▶ **Problem**:
Copy the listing verbatim, excluding any images found in it.

═════ Supplied records ═════

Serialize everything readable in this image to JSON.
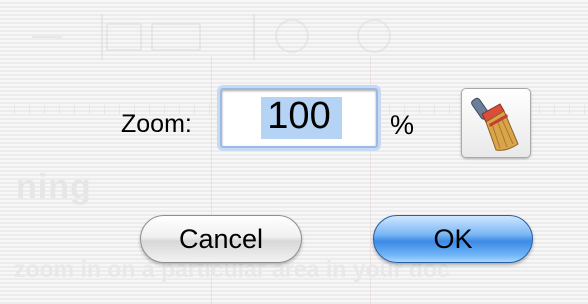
{
  "dialog": {
    "zoom_label": "Zoom:",
    "zoom_value": "100",
    "unit_label": "%",
    "clear_icon": "broom-icon",
    "cancel_label": "Cancel",
    "ok_label": "OK"
  },
  "background": {
    "heading_fragment": "ning",
    "body_fragment": "zoom in on a particular area in your doc"
  },
  "colors": {
    "focus_ring": "#9bbbe6",
    "selection": "#b5d3f5",
    "ok_button": "#3d8ae6"
  }
}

═════

▶ **Result for this exercise**:
Serialize everything readable in this image to JSON.
{
  "dialog": {
    "zoom_label": "Zoom:",
    "zoom_value": "100",
    "unit_label": "%",
    "clear_icon": "broom-icon",
    "cancel_label": "Cancel",
    "ok_label": "OK"
  },
  "background": {
    "heading_fragment": "ning",
    "body_fragment": "zoom in on a particular area in your doc"
  },
  "colors": {
    "focus_ring": "#9bbbe6",
    "selection": "#b5d3f5",
    "ok_button": "#3d8ae6"
  }
}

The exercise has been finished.